--- Start SUPPLIED MATERIAL ---

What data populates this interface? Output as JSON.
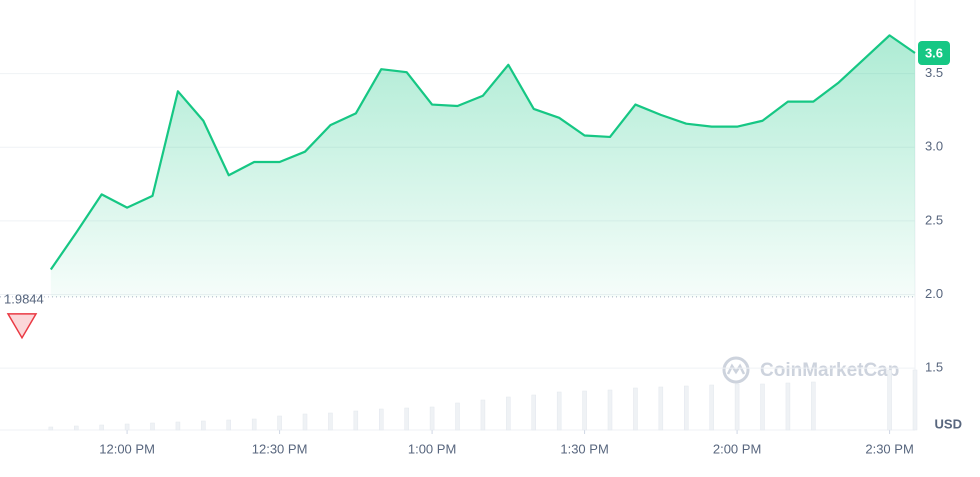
{
  "chart_data": {
    "type": "line",
    "x": [
      "11:45 AM",
      "11:50 AM",
      "11:55 AM",
      "12:00 PM",
      "12:05 PM",
      "12:10 PM",
      "12:15 PM",
      "12:20 PM",
      "12:25 PM",
      "12:30 PM",
      "12:35 PM",
      "12:40 PM",
      "12:45 PM",
      "12:50 PM",
      "12:55 PM",
      "1:00 PM",
      "1:05 PM",
      "1:10 PM",
      "1:15 PM",
      "1:20 PM",
      "1:25 PM",
      "1:30 PM",
      "1:35 PM",
      "1:40 PM",
      "1:45 PM",
      "1:50 PM",
      "1:55 PM",
      "2:00 PM",
      "2:05 PM",
      "2:10 PM",
      "2:15 PM",
      "2:20 PM",
      "2:25 PM",
      "2:30 PM",
      "2:35 PM"
    ],
    "series": [
      {
        "name": "Price",
        "color": "#16c784",
        "values": [
          2.17,
          2.42,
          2.68,
          2.59,
          2.67,
          3.38,
          3.18,
          2.81,
          2.9,
          2.9,
          2.97,
          3.15,
          3.23,
          3.53,
          3.51,
          3.29,
          3.28,
          3.35,
          3.56,
          3.26,
          3.2,
          3.08,
          3.07,
          3.29,
          3.22,
          3.16,
          3.14,
          3.14,
          3.18,
          3.31,
          3.31,
          3.44,
          3.6,
          3.76,
          3.64
        ],
        "value_labels": [
          null,
          null,
          null,
          null,
          null,
          null,
          null,
          null,
          null,
          null,
          null,
          null,
          null,
          null,
          null,
          null,
          null,
          null,
          null,
          null,
          null,
          null,
          null,
          null,
          null,
          null,
          null,
          null,
          null,
          null,
          null,
          null,
          null,
          null,
          "3.6"
        ]
      },
      {
        "name": "Volume",
        "color": "#eff2f5",
        "values": [
          3,
          4,
          5,
          6,
          7,
          8,
          9,
          10,
          11,
          14,
          16,
          17,
          19,
          21,
          22,
          23,
          27,
          30,
          33,
          35,
          38,
          39,
          40,
          42,
          43,
          44,
          45,
          46,
          46,
          47,
          48,
          null,
          null,
          60,
          60
        ]
      }
    ],
    "baseline": 1.9844,
    "xlim": [
      "11:35 AM",
      "2:35 PM"
    ],
    "xticks": [
      "12:00 PM",
      "12:30 PM",
      "1:00 PM",
      "1:30 PM",
      "2:00 PM",
      "2:30 PM"
    ],
    "ylim": [
      1.08,
      4.0
    ],
    "yticks": [
      {
        "value": 1.5,
        "label": "1.5"
      },
      {
        "value": 2,
        "label": "2.0"
      },
      {
        "value": 2.5,
        "label": "2.5"
      },
      {
        "value": 3,
        "label": "3.0"
      },
      {
        "value": 3.5,
        "label": "3.5"
      }
    ],
    "currency": "USD",
    "watermark": "CoinMarketCap",
    "grid": true
  }
}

--- End SUPPLIED MATERIAL ---

YOUR TASK => Verbatim reproduction of every record is required; images are left out.

EXERCISE OUTPUT =>
What data populates this interface? Output as JSON.
{
  "chart_data": {
    "type": "line",
    "x": [
      "11:45 AM",
      "11:50 AM",
      "11:55 AM",
      "12:00 PM",
      "12:05 PM",
      "12:10 PM",
      "12:15 PM",
      "12:20 PM",
      "12:25 PM",
      "12:30 PM",
      "12:35 PM",
      "12:40 PM",
      "12:45 PM",
      "12:50 PM",
      "12:55 PM",
      "1:00 PM",
      "1:05 PM",
      "1:10 PM",
      "1:15 PM",
      "1:20 PM",
      "1:25 PM",
      "1:30 PM",
      "1:35 PM",
      "1:40 PM",
      "1:45 PM",
      "1:50 PM",
      "1:55 PM",
      "2:00 PM",
      "2:05 PM",
      "2:10 PM",
      "2:15 PM",
      "2:20 PM",
      "2:25 PM",
      "2:30 PM",
      "2:35 PM"
    ],
    "series": [
      {
        "name": "Price",
        "color": "#16c784",
        "values": [
          2.17,
          2.42,
          2.68,
          2.59,
          2.67,
          3.38,
          3.18,
          2.81,
          2.9,
          2.9,
          2.97,
          3.15,
          3.23,
          3.53,
          3.51,
          3.29,
          3.28,
          3.35,
          3.56,
          3.26,
          3.2,
          3.08,
          3.07,
          3.29,
          3.22,
          3.16,
          3.14,
          3.14,
          3.18,
          3.31,
          3.31,
          3.44,
          3.6,
          3.76,
          3.64
        ],
        "value_labels": [
          null,
          null,
          null,
          null,
          null,
          null,
          null,
          null,
          null,
          null,
          null,
          null,
          null,
          null,
          null,
          null,
          null,
          null,
          null,
          null,
          null,
          null,
          null,
          null,
          null,
          null,
          null,
          null,
          null,
          null,
          null,
          null,
          null,
          null,
          "3.6"
        ]
      },
      {
        "name": "Volume",
        "color": "#eff2f5",
        "values": [
          3,
          4,
          5,
          6,
          7,
          8,
          9,
          10,
          11,
          14,
          16,
          17,
          19,
          21,
          22,
          23,
          27,
          30,
          33,
          35,
          38,
          39,
          40,
          42,
          43,
          44,
          45,
          46,
          46,
          47,
          48,
          null,
          null,
          60,
          60
        ]
      }
    ],
    "baseline": 1.9844,
    "xlim": [
      "11:35 AM",
      "2:35 PM"
    ],
    "xticks": [
      "12:00 PM",
      "12:30 PM",
      "1:00 PM",
      "1:30 PM",
      "2:00 PM",
      "2:30 PM"
    ],
    "ylim": [
      1.08,
      4.0
    ],
    "yticks": [
      {
        "value": 1.5,
        "label": "1.5"
      },
      {
        "value": 2,
        "label": "2.0"
      },
      {
        "value": 2.5,
        "label": "2.5"
      },
      {
        "value": 3,
        "label": "3.0"
      },
      {
        "value": 3.5,
        "label": "3.5"
      }
    ],
    "currency": "USD",
    "watermark": "CoinMarketCap",
    "grid": true
  }
}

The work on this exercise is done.